*Exercise requirements*
Repeat the entire listing exactly as written.

*Items*

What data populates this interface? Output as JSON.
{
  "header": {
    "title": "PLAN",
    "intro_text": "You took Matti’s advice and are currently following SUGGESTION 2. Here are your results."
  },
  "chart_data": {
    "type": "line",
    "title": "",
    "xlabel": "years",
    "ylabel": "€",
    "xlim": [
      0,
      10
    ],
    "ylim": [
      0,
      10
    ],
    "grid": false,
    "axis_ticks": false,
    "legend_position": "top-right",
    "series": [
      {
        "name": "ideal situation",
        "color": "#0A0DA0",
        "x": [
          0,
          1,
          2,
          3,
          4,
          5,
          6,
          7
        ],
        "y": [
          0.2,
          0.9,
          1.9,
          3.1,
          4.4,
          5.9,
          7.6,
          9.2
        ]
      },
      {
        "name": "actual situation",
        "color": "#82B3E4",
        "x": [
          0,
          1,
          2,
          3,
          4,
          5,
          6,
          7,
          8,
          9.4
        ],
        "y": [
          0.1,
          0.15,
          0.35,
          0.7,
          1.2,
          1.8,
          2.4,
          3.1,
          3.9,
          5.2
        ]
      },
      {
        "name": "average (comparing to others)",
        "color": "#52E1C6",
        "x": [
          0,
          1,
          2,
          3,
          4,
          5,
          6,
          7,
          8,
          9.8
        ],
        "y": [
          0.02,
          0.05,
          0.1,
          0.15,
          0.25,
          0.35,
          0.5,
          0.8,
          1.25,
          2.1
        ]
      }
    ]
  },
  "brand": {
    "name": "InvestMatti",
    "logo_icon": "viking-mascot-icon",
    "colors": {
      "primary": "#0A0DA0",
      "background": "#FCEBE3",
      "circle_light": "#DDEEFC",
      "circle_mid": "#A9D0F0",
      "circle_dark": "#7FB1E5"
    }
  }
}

*Exercise output*
What data populates this interface? Output as JSON.
{
  "header": {
    "title": "PLAN",
    "intro_text": "You took Matti’s advice and are currently following SUGGESTION 2. Here are your results."
  },
  "chart_data": {
    "type": "line",
    "title": "",
    "xlabel": "years",
    "ylabel": "€",
    "xlim": [
      0,
      10
    ],
    "ylim": [
      0,
      10
    ],
    "grid": false,
    "axis_ticks": false,
    "legend_position": "top-right",
    "series": [
      {
        "name": "ideal situation",
        "color": "#0A0DA0",
        "x": [
          0,
          1,
          2,
          3,
          4,
          5,
          6,
          7
        ],
        "y": [
          0.2,
          0.9,
          1.9,
          3.1,
          4.4,
          5.9,
          7.6,
          9.2
        ]
      },
      {
        "name": "actual situation",
        "color": "#82B3E4",
        "x": [
          0,
          1,
          2,
          3,
          4,
          5,
          6,
          7,
          8,
          9.4
        ],
        "y": [
          0.1,
          0.15,
          0.35,
          0.7,
          1.2,
          1.8,
          2.4,
          3.1,
          3.9,
          5.2
        ]
      },
      {
        "name": "average (comparing to others)",
        "color": "#52E1C6",
        "x": [
          0,
          1,
          2,
          3,
          4,
          5,
          6,
          7,
          8,
          9.8
        ],
        "y": [
          0.02,
          0.05,
          0.1,
          0.15,
          0.25,
          0.35,
          0.5,
          0.8,
          1.25,
          2.1
        ]
      }
    ]
  },
  "brand": {
    "name": "InvestMatti",
    "logo_icon": "viking-mascot-icon",
    "colors": {
      "primary": "#0A0DA0",
      "background": "#FCEBE3",
      "circle_light": "#DDEEFC",
      "circle_mid": "#A9D0F0",
      "circle_dark": "#7FB1E5"
    }
  }
}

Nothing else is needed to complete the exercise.